>> Begin Quoted text

“One of the greatest titles in the world is parent, and one of the biggest blessings in the world is to have parents to call mom and dad.” – Jim DeMint

It is only when you become a parent yourself that you realize what an enormous sacrifice and how much hard work it is to raise a kid. Then you start feeling guilty that you never really appreciated what your parents did for you. If you get a chance before they leave forever, tell them what you feel and how much you will miss them. Here are 8 things I wish I could tell my parents.

1. I am grateful for the role models you provided

Strong ethics and hard work marked you as special. They were your hallmarks. You gave me the role models to follow and I will never forget that, and will teach my kids the same. You taught me that there were no short cuts and you encouraged me to study hard. You did not get too upset when the report cards read, “He should try harder.”

2. I love the way you helped others

You went out of your way to help neighbors and friends who were experiencing difficult times and you demonstrated your values by taking action. If our neighbour lost her keys, Dad was there to tell her to retrace her steps. It worked every time!

3. I now know your standards were never too high

When you taught me that there was only one way to do anything – the right way – I thought you were far too strict. But there was never any question about shaming us in public, which is so popular nowadays. Now I know what is always right and that shoddy shortcuts and manipulative tactics will never pay off in the long term.

4. I love the way you encouraged us to work and earn money

You demonstrated a hard work ethic. I was allowed to work at the age of 17 in a laundry for two months, which was difficult, but taught me many life lessons I will never forget. Then I had an astonishing range of summer jobs such as bar person, lab assistant, door to door salesman, and fruit picker. This taught me the value of money and how to save for emergencies.

5. I am grateful you never intervened at school

I had problems at school, but you never intervened because you taught us to fend for ourselves. There were cases of bullying, sporting failures and disappointing exam results but you were never going to intervene on our behalf. We knew that we had to stand on our own two feet. You allowed us to fail and learn some tough life lessons. We were astonished when parents of delinquents and bullies were constantly ringing up the Principal to protest about the suspension of their little pets.

6. I am grateful for the chores we had to do

I complained at the time, but now I know the true value of helping out around the house. My mother worked, so we all had to muscle in and get things on the table by a certain time. We learned great skills and my ironing, cooking and gardening skills are still admired. Thank goodness you never spoiled us.

>> End Quoted text

What you have to do: In the text about things to tell one's parents, at what age was the writer allowed to work in a laundry, and for how long? The listing comes from an unrelated source.

>> Begin Source data

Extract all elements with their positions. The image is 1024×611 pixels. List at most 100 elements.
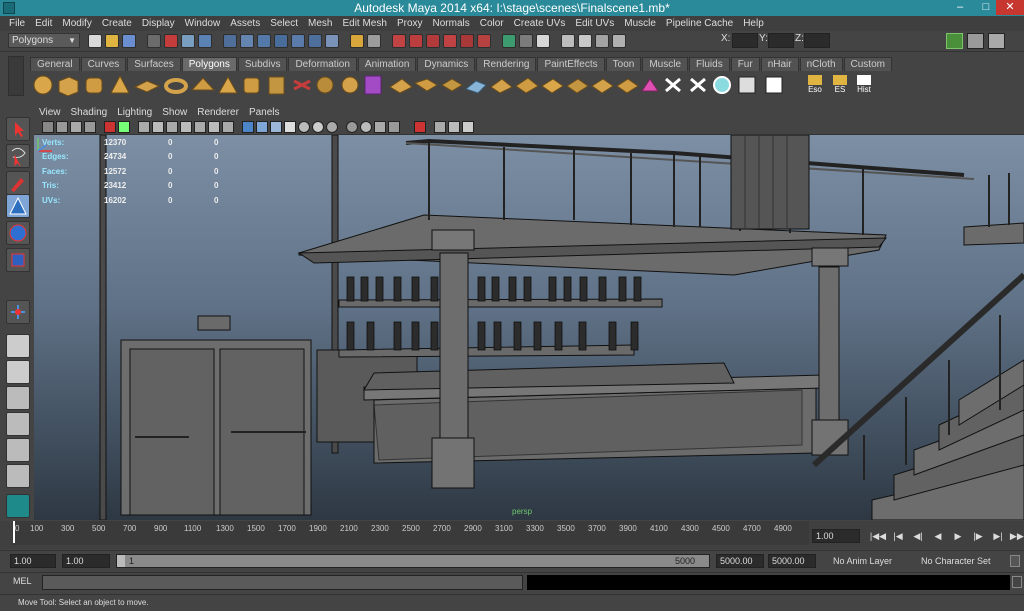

>> End Source data

Exercise solution: At the age of 17, for two months.